- Problem details
Copy the records below, changing every "carrier-item" to "carrier-entry" and keeping everything else the same.

****************

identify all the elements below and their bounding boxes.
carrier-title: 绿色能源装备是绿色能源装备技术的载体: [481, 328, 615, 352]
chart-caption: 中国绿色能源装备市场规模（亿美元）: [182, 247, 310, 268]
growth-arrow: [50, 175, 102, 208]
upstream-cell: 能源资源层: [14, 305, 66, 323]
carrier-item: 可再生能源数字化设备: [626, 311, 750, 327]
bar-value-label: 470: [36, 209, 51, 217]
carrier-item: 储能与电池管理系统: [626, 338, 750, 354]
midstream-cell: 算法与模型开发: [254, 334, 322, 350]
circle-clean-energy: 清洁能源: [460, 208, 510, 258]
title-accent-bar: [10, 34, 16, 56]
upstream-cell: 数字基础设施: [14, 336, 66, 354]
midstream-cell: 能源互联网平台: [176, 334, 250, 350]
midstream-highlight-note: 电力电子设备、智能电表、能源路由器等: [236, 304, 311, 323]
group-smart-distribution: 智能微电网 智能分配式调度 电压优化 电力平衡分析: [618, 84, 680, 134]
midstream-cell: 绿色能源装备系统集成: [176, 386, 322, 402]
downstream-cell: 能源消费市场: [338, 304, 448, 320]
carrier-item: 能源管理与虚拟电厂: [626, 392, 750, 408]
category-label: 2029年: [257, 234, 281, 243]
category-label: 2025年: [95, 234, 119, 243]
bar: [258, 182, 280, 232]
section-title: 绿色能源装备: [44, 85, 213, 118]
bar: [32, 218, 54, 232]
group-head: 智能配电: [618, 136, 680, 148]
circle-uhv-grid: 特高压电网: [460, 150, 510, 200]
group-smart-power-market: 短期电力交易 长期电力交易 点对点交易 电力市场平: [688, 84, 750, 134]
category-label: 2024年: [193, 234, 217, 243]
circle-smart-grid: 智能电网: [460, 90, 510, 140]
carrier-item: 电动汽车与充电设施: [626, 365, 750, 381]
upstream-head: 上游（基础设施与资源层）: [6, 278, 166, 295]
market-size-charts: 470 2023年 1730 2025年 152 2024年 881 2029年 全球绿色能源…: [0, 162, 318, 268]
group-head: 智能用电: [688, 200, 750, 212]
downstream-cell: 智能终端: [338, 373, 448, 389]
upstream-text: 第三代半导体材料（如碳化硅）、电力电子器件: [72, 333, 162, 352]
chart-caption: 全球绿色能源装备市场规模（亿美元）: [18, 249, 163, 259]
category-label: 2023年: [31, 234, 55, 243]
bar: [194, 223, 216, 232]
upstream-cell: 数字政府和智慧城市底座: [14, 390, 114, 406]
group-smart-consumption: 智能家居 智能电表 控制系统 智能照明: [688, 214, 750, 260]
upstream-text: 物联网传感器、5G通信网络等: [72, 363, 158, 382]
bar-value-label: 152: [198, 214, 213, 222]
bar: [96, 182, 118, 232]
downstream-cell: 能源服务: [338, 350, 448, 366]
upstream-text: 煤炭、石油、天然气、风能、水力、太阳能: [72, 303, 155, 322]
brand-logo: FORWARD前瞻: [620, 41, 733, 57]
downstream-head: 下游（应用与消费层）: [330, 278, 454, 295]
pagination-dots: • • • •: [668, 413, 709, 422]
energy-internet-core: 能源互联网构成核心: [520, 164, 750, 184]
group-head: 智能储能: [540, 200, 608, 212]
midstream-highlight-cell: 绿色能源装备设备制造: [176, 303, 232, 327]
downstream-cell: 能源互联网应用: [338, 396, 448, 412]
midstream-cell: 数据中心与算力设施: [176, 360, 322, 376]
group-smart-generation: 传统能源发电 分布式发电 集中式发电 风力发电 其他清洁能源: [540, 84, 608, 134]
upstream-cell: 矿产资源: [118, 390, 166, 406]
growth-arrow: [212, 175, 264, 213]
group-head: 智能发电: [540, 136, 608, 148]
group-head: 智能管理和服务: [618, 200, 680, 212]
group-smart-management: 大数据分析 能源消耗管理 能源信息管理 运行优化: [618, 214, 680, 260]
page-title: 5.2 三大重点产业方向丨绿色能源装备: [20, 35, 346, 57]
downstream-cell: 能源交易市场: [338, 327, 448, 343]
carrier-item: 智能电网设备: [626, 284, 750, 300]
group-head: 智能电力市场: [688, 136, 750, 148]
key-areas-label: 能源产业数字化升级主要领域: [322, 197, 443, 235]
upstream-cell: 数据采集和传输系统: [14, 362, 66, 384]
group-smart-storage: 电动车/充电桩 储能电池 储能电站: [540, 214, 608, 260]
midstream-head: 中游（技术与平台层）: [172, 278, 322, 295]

****************

- Correct output
identify all the elements below and their bounding boxes.
carrier-title: 绿色能源装备是绿色能源装备技术的载体: [481, 328, 615, 352]
chart-caption: 中国绿色能源装备市场规模（亿美元）: [182, 247, 310, 268]
growth-arrow: [50, 175, 102, 208]
upstream-cell: 能源资源层: [14, 305, 66, 323]
carrier-entry: 可再生能源数字化设备: [626, 311, 750, 327]
bar-value-label: 470: [36, 209, 51, 217]
carrier-entry: 储能与电池管理系统: [626, 338, 750, 354]
midstream-cell: 算法与模型开发: [254, 334, 322, 350]
circle-clean-energy: 清洁能源: [460, 208, 510, 258]
title-accent-bar: [10, 34, 16, 56]
upstream-cell: 数字基础设施: [14, 336, 66, 354]
midstream-cell: 能源互联网平台: [176, 334, 250, 350]
midstream-highlight-note: 电力电子设备、智能电表、能源路由器等: [236, 304, 311, 323]
group-smart-distribution: 智能微电网 智能分配式调度 电压优化 电力平衡分析: [618, 84, 680, 134]
midstream-cell: 绿色能源装备系统集成: [176, 386, 322, 402]
downstream-cell: 能源消费市场: [338, 304, 448, 320]
carrier-entry: 能源管理与虚拟电厂: [626, 392, 750, 408]
category-label: 2029年: [257, 234, 281, 243]
category-label: 2025年: [95, 234, 119, 243]
bar: [258, 182, 280, 232]
section-title: 绿色能源装备: [44, 85, 213, 118]
bar: [32, 218, 54, 232]
group-head: 智能配电: [618, 136, 680, 148]
circle-uhv-grid: 特高压电网: [460, 150, 510, 200]
group-smart-power-market: 短期电力交易 长期电力交易 点对点交易 电力市场平: [688, 84, 750, 134]
category-label: 2024年: [193, 234, 217, 243]
circle-smart-grid: 智能电网: [460, 90, 510, 140]
carrier-entry: 电动汽车与充电设施: [626, 365, 750, 381]
upstream-head: 上游（基础设施与资源层）: [6, 278, 166, 295]
market-size-charts: 470 2023年 1730 2025年 152 2024年 881 2029年 全球绿色能源…: [0, 162, 318, 268]
group-head: 智能用电: [688, 200, 750, 212]
downstream-cell: 智能终端: [338, 373, 448, 389]
upstream-text: 第三代半导体材料（如碳化硅）、电力电子器件: [72, 333, 162, 352]
chart-caption: 全球绿色能源装备市场规模（亿美元）: [18, 249, 163, 259]
category-label: 2023年: [31, 234, 55, 243]
bar: [194, 223, 216, 232]
upstream-cell: 数字政府和智慧城市底座: [14, 390, 114, 406]
group-smart-consumption: 智能家居 智能电表 控制系统 智能照明: [688, 214, 750, 260]
upstream-text: 物联网传感器、5G通信网络等: [72, 363, 158, 382]
bar-value-label: 152: [198, 214, 213, 222]
bar: [96, 182, 118, 232]
downstream-cell: 能源服务: [338, 350, 448, 366]
upstream-text: 煤炭、石油、天然气、风能、水力、太阳能: [72, 303, 155, 322]
brand-logo: FORWARD前瞻: [620, 41, 733, 57]
downstream-head: 下游（应用与消费层）: [330, 278, 454, 295]
pagination-dots: • • • •: [668, 413, 709, 422]
energy-internet-core: 能源互联网构成核心: [520, 164, 750, 184]
group-head: 智能储能: [540, 200, 608, 212]
midstream-highlight-cell: 绿色能源装备设备制造: [176, 303, 232, 327]
downstream-cell: 能源互联网应用: [338, 396, 448, 412]
midstream-cell: 数据中心与算力设施: [176, 360, 322, 376]
group-smart-generation: 传统能源发电 分布式发电 集中式发电 风力发电 其他清洁能源: [540, 84, 608, 134]
upstream-cell: 矿产资源: [118, 390, 166, 406]
growth-arrow: [212, 175, 264, 213]
group-head: 智能发电: [540, 136, 608, 148]
group-head: 智能管理和服务: [618, 200, 680, 212]
group-smart-management: 大数据分析 能源消耗管理 能源信息管理 运行优化: [618, 214, 680, 260]
page-title: 5.2 三大重点产业方向丨绿色能源装备: [20, 35, 346, 57]
downstream-cell: 能源交易市场: [338, 327, 448, 343]
carrier-entry: 智能电网设备: [626, 284, 750, 300]
group-head: 智能电力市场: [688, 136, 750, 148]
key-areas-label: 能源产业数字化升级主要领域: [322, 197, 443, 235]
upstream-cell: 数据采集和传输系统: [14, 362, 66, 384]
group-smart-storage: 电动车/充电桩 储能电池 储能电站: [540, 214, 608, 260]
midstream-head: 中游（技术与平台层）: [172, 278, 322, 295]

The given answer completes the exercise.